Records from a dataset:
------------
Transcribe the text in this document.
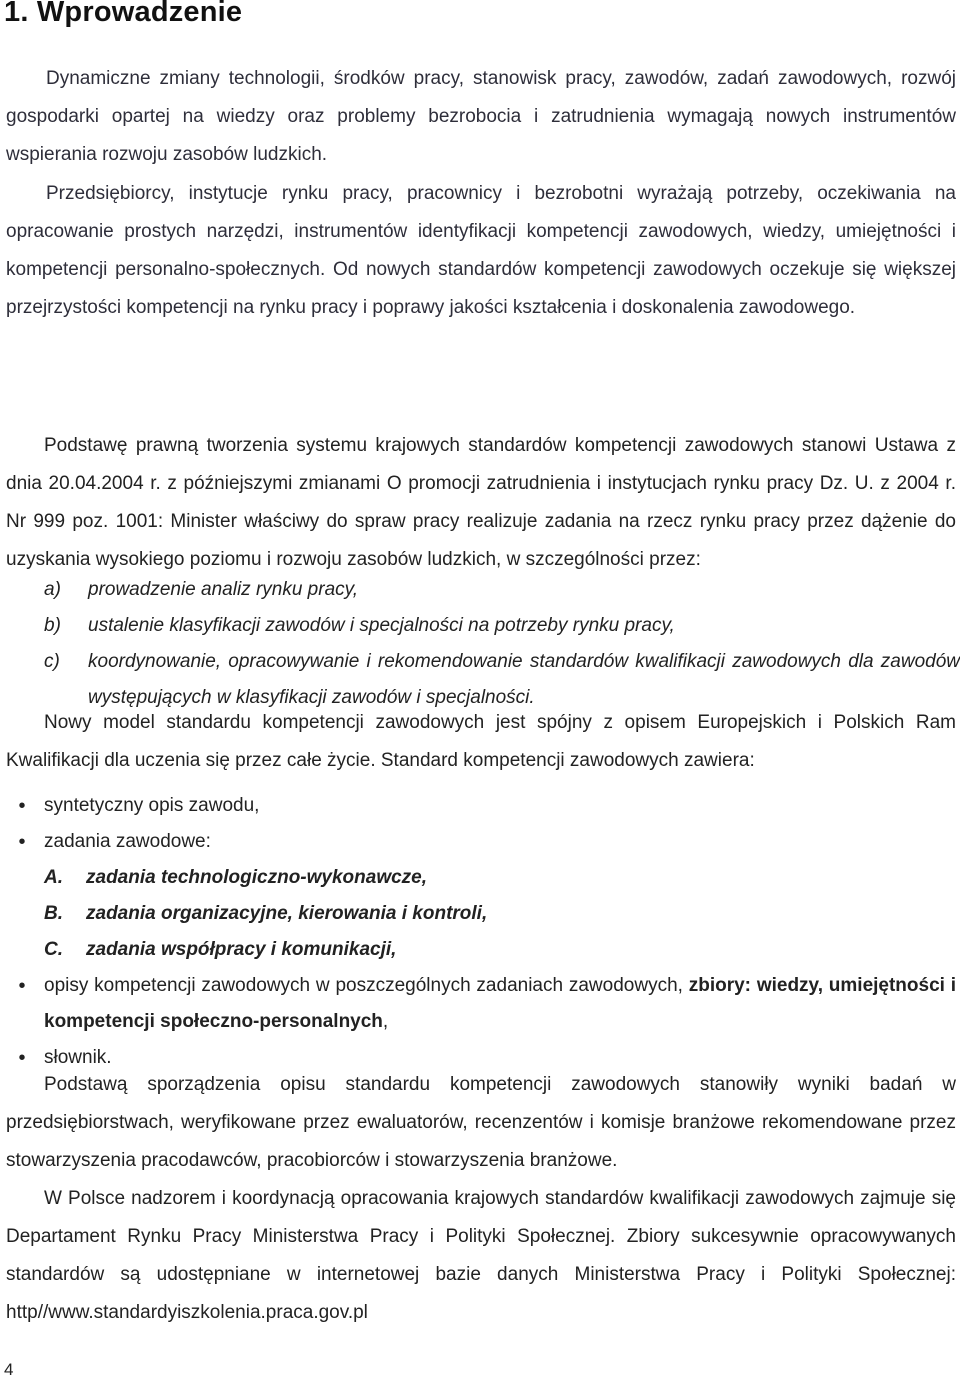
1. Wprowadzenie
Dynamiczne zmiany technologii, środków pracy, stanowisk pracy, zawodów, zadań zawodowych, rozwój gospodarki opartej na wiedzy oraz problemy bezrobocia i zatrudnienia wymagają nowych instrumentów wspierania rozwoju zasobów ludzkich.
Przedsiębiorcy, instytucje rynku pracy, pracownicy i bezrobotni wyrażają potrzeby, oczekiwania na opracowanie prostych narzędzi, instrumentów identyfikacji kompetencji zawodowych, wiedzy, umiejętności i kompetencji personalno-społecznych. Od nowych standardów kompetencji zawodowych oczekuje się większej przejrzystości kompetencji na rynku pracy i poprawy jakości kształcenia i doskonalenia zawodowego.
Podstawę prawną tworzenia systemu krajowych standardów kompetencji zawodowych stanowi Ustawa z dnia 20.04.2004 r. z późniejszymi zmianami O promocji zatrudnienia i instytucjach rynku pracy Dz. U. z 2004 r. Nr 999 poz. 1001: Minister właściwy do spraw pracy realizuje zadania na rzecz rynku pracy przez dążenie do uzyskania wysokiego poziomu i rozwoju zasobów ludzkich, w szczególności przez:
a)	prowadzenie analiz rynku pracy,
b)	ustalenie klasyfikacji zawodów i specjalności na potrzeby rynku pracy,
c)	koordynowanie, opracowywanie i rekomendowanie standardów kwalifikacji zawodowych dla zawodów występujących w klasyfikacji zawodów i specjalności.
Nowy model standardu kompetencji zawodowych jest spójny z opisem Europejskich i Polskich Ram Kwalifikacji dla uczenia się przez całe życie. Standard kompetencji zawodowych zawiera:
• syntetyczny opis zawodu,
• zadania zawodowe:
A.	zadania technologiczno-wykonawcze,
B.	zadania organizacyjne, kierowania i kontroli,
C.	zadania współpracy i komunikacji,
• opisy kompetencji zawodowych w poszczególnych zadaniach zawodowych, zbiory: wiedzy, umiejętności i kompetencji społeczno-personalnych,
• słownik.
Podstawą sporządzenia opisu standardu kompetencji zawodowych stanowiły wyniki badań w przedsiębiorstwach, weryfikowane przez ewaluatorów, recenzentów i komisje branżowe rekomendowane przez stowarzyszenia pracodawców, pracobiorców i stowarzyszenia branżowe.
W Polsce nadzorem i koordynacją opracowania krajowych standardów kwalifikacji zawodowych zajmuje się Departament Rynku Pracy Ministerstwa Pracy i Polityki Społecznej. Zbiory sukcesywnie opracowywanych standardów są udostępniane w internetowej bazie danych Ministerstwa Pracy i Polityki Społecznej: http//www.standardyiszkolenia.praca.gov.pl
4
------------
WRITTEN REQUEST: Copy out the entries verbatim and leave the images out.

CORRECT RESULT:
Transcribe the text in this document.
1. Wprowadzenie
Dynamiczne zmiany technologii, środków pracy, stanowisk pracy, zawodów, zadań zawodowych, rozwój gospodarki opartej na wiedzy oraz problemy bezrobocia i zatrudnienia wymagają nowych instrumentów wspierania rozwoju zasobów ludzkich.
Przedsiębiorcy, instytucje rynku pracy, pracownicy i bezrobotni wyrażają potrzeby, oczekiwania na opracowanie prostych narzędzi, instrumentów identyfikacji kompetencji zawodowych, wiedzy, umiejętności i kompetencji personalno-społecznych. Od nowych standardów kompetencji zawodowych oczekuje się większej przejrzystości kompetencji na rynku pracy i poprawy jakości kształcenia i doskonalenia zawodowego.
Podstawę prawną tworzenia systemu krajowych standardów kompetencji zawodowych stanowi Ustawa z dnia 20.04.2004 r. z późniejszymi zmianami O promocji zatrudnienia i instytucjach rynku pracy Dz. U. z 2004 r. Nr 999 poz. 1001: Minister właściwy do spraw pracy realizuje zadania na rzecz rynku pracy przez dążenie do uzyskania wysokiego poziomu i rozwoju zasobów ludzkich, w szczególności przez:
a)	prowadzenie analiz rynku pracy,
b)	ustalenie klasyfikacji zawodów i specjalności na potrzeby rynku pracy,
c)	koordynowanie, opracowywanie i rekomendowanie standardów kwalifikacji zawodowych dla zawodów występujących w klasyfikacji zawodów i specjalności.
Nowy model standardu kompetencji zawodowych jest spójny z opisem Europejskich i Polskich Ram Kwalifikacji dla uczenia się przez całe życie. Standard kompetencji zawodowych zawiera:
• syntetyczny opis zawodu,
• zadania zawodowe:
A.	zadania technologiczno-wykonawcze,
B.	zadania organizacyjne, kierowania i kontroli,
C.	zadania współpracy i komunikacji,
• opisy kompetencji zawodowych w poszczególnych zadaniach zawodowych, zbiory: wiedzy, umiejętności i kompetencji społeczno-personalnych,
• słownik.
Podstawą sporządzenia opisu standardu kompetencji zawodowych stanowiły wyniki badań w przedsiębiorstwach, weryfikowane przez ewaluatorów, recenzentów i komisje branżowe rekomendowane przez stowarzyszenia pracodawców, pracobiorców i stowarzyszenia branżowe.
W Polsce nadzorem i koordynacją opracowania krajowych standardów kwalifikacji zawodowych zajmuje się Departament Rynku Pracy Ministerstwa Pracy i Polityki Społecznej. Zbiory sukcesywnie opracowywanych standardów są udostępniane w internetowej bazie danych Ministerstwa Pracy i Polityki Społecznej: http//www.standardyiszkolenia.praca.gov.pl
4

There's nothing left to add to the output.